=== Collected data entries ===
· · · · ·
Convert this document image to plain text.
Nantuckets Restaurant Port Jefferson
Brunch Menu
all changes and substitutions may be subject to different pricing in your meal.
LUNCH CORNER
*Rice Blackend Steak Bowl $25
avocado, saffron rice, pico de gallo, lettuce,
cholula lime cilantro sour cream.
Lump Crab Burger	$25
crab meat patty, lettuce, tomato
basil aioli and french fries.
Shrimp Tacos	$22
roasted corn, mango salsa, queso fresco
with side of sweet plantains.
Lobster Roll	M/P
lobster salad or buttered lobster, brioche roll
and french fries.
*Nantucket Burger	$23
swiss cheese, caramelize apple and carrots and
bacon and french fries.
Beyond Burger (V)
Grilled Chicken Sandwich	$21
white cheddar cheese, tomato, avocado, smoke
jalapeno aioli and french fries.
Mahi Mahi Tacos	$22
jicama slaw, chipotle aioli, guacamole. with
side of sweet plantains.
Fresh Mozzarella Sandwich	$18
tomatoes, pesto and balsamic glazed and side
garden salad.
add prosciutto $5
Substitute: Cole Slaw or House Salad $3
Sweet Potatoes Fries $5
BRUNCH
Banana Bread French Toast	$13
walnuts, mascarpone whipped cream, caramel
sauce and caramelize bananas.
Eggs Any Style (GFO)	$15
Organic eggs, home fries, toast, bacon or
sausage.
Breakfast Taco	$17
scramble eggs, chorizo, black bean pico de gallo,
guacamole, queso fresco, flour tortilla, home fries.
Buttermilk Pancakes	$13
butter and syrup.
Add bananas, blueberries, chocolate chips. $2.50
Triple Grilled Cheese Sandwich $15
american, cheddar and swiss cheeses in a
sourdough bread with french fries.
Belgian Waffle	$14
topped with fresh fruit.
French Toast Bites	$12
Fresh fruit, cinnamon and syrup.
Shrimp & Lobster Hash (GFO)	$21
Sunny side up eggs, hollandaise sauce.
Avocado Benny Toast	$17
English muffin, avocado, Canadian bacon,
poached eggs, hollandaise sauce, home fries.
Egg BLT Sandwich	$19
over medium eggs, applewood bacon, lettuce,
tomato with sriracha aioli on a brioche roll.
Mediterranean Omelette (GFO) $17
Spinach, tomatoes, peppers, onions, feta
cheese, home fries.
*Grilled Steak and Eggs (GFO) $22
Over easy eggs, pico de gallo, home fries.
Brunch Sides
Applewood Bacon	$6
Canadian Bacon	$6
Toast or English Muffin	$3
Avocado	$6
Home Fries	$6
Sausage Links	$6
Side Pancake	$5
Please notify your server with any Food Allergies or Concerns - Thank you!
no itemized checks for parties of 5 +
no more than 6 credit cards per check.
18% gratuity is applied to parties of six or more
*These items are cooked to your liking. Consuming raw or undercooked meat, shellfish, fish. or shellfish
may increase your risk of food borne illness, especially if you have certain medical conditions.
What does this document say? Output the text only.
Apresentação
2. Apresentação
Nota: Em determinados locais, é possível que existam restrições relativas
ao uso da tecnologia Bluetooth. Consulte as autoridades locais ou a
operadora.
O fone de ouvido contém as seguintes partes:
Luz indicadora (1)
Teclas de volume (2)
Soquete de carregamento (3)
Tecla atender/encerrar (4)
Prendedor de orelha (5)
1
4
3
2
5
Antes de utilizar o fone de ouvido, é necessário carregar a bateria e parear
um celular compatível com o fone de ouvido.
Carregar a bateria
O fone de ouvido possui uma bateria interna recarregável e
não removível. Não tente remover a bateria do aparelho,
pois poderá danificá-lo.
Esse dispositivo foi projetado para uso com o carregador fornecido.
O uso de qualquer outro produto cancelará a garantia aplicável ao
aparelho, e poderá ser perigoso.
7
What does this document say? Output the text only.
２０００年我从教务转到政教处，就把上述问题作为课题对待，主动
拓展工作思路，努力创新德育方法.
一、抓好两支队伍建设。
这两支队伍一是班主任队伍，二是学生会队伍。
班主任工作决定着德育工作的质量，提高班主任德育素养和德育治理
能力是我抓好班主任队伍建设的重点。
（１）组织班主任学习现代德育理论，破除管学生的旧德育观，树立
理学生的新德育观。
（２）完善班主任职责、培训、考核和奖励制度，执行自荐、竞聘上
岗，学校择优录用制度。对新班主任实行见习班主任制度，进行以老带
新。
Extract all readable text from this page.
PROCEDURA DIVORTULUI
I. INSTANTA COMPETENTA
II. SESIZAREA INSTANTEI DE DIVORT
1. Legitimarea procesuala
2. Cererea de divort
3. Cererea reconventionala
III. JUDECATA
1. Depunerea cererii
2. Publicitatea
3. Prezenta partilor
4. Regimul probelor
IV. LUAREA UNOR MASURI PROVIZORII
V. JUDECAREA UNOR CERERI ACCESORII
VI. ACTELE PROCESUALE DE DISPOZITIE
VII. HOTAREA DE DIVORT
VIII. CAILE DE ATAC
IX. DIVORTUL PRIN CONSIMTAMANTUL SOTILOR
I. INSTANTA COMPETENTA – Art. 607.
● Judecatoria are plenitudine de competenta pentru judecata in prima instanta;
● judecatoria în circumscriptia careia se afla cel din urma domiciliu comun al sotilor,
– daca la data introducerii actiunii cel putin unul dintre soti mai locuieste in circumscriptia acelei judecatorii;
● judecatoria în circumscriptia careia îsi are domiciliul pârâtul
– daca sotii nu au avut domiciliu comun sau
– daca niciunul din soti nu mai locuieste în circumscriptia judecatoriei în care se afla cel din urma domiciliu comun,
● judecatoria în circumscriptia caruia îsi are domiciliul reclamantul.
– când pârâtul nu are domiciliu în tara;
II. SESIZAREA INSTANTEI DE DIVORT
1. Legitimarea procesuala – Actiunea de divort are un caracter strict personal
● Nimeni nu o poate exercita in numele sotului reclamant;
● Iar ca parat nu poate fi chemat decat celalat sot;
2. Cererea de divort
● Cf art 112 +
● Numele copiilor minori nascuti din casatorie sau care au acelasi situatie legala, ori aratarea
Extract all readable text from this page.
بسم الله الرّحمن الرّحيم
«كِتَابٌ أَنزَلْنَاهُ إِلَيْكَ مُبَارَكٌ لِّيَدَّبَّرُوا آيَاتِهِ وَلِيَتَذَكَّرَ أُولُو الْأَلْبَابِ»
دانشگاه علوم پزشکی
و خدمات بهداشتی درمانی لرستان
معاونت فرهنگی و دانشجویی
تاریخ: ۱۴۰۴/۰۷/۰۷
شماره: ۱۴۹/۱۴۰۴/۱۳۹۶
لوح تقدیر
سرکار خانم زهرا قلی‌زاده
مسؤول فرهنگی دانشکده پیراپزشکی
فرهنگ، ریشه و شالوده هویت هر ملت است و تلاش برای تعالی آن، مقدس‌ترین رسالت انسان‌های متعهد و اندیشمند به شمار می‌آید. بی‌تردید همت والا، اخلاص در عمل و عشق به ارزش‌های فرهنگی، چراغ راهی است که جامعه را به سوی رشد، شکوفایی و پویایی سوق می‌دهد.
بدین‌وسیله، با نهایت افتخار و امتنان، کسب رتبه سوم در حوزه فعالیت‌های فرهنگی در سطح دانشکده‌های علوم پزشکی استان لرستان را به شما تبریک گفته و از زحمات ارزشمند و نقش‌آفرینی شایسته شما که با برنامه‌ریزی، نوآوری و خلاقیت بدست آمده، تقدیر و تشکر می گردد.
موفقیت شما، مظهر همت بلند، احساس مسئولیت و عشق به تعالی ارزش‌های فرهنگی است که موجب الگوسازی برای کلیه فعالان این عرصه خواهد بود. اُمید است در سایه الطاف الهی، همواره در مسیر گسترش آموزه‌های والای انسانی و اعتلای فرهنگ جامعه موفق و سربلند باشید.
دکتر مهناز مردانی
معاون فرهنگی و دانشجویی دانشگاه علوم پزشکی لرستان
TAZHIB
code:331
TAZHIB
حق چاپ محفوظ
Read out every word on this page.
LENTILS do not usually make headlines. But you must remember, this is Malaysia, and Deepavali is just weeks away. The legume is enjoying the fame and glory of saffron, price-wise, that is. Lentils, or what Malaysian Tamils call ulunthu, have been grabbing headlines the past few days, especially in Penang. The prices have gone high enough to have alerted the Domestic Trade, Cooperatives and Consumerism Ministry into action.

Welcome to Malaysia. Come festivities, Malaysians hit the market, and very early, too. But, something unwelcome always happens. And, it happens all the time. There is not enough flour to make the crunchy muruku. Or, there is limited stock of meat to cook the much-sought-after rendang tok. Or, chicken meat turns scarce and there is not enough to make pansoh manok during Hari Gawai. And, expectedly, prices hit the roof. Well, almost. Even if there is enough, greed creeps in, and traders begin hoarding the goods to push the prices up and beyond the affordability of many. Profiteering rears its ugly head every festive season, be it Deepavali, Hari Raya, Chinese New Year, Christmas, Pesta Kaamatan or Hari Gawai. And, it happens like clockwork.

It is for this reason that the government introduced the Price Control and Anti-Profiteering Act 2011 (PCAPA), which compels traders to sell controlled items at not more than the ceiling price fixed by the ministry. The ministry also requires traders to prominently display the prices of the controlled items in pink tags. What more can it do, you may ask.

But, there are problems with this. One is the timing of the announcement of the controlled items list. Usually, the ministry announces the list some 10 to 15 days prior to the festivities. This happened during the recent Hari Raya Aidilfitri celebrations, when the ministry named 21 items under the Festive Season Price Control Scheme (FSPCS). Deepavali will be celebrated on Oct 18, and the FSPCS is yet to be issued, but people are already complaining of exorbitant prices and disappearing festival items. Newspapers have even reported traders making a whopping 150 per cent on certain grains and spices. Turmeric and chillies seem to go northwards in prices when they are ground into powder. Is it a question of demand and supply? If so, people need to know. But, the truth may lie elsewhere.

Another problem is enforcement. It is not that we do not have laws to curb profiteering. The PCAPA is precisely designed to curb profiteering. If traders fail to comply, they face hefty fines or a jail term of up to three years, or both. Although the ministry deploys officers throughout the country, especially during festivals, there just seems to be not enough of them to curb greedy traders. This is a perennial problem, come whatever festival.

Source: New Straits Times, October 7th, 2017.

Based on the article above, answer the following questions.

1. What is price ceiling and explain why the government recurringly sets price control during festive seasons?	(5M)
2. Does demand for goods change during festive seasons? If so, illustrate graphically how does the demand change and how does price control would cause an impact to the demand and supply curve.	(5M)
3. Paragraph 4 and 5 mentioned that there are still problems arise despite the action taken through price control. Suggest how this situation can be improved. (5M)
· · · · ·
=== REQUEST ===
Identify every line above that includes the word "caramelize", and show those lines.

=== EXERCISE OUTPUT ===
swiss cheese, caramelize apple and carrots and
sauce and caramelize bananas.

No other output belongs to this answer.